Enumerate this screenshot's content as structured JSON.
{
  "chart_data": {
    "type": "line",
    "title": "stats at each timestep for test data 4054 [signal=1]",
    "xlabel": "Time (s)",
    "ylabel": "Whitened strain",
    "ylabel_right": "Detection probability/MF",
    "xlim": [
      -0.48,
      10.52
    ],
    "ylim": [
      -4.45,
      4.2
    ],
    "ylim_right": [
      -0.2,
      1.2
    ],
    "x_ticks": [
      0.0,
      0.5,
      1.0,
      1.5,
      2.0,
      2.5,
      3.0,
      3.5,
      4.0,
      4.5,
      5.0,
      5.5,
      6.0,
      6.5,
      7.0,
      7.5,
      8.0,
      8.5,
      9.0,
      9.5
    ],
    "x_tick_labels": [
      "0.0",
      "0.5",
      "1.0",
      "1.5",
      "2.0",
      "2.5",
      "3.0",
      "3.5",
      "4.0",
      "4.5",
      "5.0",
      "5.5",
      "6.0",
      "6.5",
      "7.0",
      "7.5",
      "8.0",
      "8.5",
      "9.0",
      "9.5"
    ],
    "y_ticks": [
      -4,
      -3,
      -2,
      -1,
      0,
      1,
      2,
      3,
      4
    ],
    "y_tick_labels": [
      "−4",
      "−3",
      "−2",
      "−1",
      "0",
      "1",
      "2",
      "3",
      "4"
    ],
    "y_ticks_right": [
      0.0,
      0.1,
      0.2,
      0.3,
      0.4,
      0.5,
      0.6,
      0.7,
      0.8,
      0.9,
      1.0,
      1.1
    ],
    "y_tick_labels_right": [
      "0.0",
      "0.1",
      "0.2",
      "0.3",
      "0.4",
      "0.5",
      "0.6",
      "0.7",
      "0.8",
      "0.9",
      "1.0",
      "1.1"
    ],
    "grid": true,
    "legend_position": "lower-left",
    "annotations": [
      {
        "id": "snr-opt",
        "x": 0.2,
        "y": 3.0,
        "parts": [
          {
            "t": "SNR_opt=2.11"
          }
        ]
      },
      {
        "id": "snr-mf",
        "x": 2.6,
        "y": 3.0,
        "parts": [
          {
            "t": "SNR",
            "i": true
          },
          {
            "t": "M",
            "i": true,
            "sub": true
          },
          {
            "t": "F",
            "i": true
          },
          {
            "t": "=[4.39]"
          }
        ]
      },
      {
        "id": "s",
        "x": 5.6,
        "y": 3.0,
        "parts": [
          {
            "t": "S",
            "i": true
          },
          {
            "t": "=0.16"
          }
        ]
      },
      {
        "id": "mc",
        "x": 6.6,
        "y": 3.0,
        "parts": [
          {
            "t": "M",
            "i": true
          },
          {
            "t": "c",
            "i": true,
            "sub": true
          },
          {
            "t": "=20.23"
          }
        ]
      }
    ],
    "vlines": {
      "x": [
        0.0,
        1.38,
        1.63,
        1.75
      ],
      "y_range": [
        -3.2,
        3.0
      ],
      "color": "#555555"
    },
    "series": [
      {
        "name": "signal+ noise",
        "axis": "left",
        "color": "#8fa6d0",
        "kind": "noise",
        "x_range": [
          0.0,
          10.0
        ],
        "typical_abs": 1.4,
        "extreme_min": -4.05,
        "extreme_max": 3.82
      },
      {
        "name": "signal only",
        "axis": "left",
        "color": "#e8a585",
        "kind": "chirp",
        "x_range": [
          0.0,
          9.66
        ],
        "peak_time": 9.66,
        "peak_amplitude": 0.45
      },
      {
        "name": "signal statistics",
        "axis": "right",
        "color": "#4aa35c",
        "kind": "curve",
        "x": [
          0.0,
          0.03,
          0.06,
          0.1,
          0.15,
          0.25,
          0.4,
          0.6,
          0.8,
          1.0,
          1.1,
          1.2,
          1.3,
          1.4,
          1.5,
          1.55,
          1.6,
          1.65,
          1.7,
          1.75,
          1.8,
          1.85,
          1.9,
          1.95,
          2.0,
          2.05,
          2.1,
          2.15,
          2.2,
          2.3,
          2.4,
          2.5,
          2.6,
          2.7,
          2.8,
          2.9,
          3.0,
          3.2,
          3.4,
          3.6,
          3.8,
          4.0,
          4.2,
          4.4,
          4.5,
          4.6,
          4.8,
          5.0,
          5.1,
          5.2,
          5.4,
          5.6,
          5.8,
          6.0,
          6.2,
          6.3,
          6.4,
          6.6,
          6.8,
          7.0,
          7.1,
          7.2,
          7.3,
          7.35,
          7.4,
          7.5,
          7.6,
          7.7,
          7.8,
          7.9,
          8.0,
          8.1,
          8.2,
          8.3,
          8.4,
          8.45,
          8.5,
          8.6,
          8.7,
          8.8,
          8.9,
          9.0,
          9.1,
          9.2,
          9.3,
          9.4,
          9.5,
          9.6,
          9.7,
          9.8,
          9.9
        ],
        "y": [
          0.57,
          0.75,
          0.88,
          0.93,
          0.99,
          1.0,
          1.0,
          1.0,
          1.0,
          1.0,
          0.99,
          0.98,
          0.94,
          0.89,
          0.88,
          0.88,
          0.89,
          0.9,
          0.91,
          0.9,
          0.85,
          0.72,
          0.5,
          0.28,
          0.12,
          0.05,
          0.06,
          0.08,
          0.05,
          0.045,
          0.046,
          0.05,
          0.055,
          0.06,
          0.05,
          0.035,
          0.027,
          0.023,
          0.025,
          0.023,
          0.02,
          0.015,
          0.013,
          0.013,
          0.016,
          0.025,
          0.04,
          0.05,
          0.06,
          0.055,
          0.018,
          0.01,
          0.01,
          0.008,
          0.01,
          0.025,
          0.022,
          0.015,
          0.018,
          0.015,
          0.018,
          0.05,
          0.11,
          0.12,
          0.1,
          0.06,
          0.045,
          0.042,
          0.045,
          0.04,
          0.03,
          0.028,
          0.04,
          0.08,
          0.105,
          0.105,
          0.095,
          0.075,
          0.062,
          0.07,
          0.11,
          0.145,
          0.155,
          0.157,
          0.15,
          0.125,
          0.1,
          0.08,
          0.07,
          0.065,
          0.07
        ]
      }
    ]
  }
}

_Task requirements:_
Copy, from the material above, each line in which the string "name" occurs.

_Response:_
        "name": "signal+ noise",
        "name": "signal only",
        "name": "signal statistics",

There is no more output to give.